TASK STATEMENT: Copy, in full, each line of the material that holds the word "data".

[Start of RECORDS FOR THIS EXERCISE]

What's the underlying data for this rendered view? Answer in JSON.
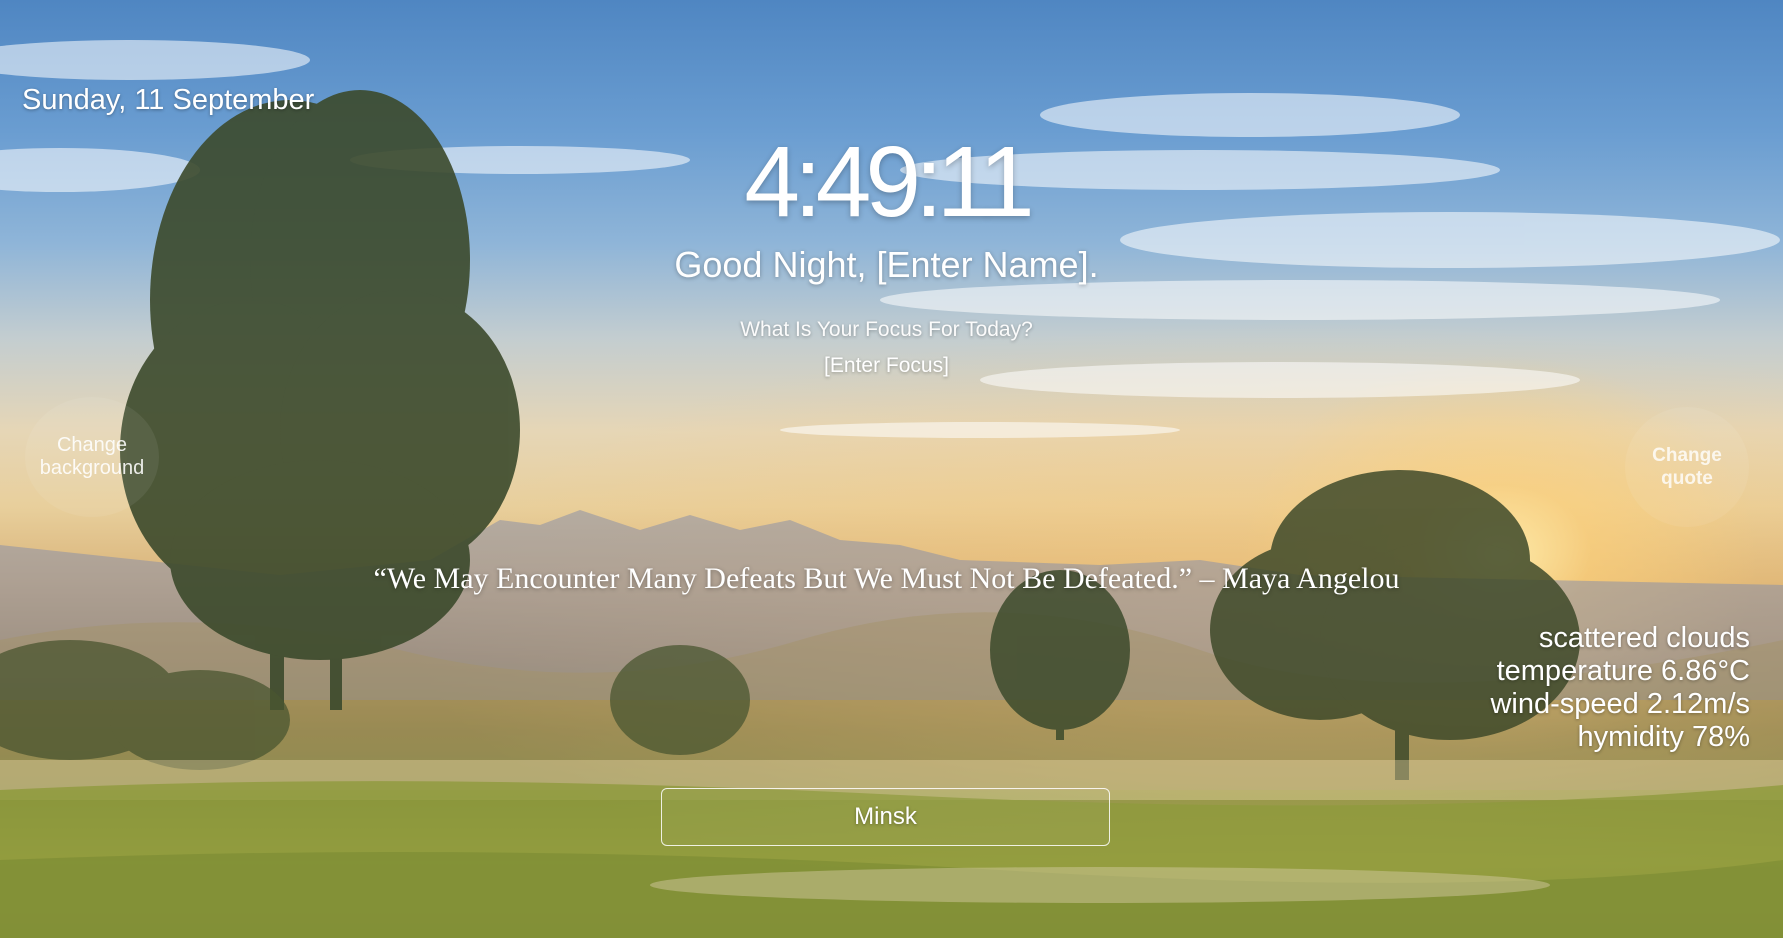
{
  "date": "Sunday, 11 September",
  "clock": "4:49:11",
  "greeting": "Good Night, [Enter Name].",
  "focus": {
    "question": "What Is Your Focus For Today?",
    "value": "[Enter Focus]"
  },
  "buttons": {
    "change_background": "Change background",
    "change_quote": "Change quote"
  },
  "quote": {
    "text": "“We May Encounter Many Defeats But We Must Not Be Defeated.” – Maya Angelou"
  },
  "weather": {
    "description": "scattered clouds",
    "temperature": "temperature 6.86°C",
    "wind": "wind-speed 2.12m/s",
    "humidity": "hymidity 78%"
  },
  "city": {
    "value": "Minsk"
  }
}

[End of RECORDS FOR THIS EXERCISE]
[Start of RECORDS FOR THIS EXERCISE]

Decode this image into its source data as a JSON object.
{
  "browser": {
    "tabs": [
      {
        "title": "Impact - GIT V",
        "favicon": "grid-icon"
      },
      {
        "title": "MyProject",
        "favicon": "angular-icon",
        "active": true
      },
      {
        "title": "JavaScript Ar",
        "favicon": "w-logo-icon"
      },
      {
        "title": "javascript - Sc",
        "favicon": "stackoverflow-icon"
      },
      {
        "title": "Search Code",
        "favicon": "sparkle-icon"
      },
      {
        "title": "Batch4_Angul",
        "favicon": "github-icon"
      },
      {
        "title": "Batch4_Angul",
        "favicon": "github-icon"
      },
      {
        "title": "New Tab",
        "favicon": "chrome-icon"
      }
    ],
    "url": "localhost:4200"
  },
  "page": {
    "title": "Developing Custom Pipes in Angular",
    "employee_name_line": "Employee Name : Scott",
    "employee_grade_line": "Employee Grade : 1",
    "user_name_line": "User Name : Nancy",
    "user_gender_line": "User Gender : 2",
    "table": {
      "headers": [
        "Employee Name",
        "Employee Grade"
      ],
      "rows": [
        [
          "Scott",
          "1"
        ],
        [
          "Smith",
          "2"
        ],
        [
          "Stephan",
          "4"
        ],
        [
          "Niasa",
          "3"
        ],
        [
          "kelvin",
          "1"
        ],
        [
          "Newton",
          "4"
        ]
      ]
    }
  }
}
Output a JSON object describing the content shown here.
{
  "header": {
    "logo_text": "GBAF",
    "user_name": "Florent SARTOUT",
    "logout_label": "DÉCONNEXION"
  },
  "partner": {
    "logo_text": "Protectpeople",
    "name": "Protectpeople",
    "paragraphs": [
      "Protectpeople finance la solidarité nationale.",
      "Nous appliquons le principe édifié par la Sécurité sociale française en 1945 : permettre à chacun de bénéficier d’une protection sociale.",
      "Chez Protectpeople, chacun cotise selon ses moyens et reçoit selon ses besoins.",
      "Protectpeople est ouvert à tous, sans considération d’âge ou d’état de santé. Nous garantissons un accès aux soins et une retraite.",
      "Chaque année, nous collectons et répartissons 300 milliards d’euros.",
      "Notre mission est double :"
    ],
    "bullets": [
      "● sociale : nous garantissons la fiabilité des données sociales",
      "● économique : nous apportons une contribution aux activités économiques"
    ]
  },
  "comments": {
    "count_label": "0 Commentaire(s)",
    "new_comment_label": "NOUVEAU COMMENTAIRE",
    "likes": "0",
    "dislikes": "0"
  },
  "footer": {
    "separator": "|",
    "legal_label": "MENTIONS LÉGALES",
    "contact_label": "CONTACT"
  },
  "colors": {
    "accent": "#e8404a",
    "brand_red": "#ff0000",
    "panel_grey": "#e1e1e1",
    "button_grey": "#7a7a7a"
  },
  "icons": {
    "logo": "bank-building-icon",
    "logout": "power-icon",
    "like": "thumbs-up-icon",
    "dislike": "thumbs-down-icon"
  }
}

[End of RECORDS FOR THIS EXERCISE]

TASK SOLUTION:
What's the underlying data for this rendered view? Answer in JSON.
Decode this image into its source data as a JSON object.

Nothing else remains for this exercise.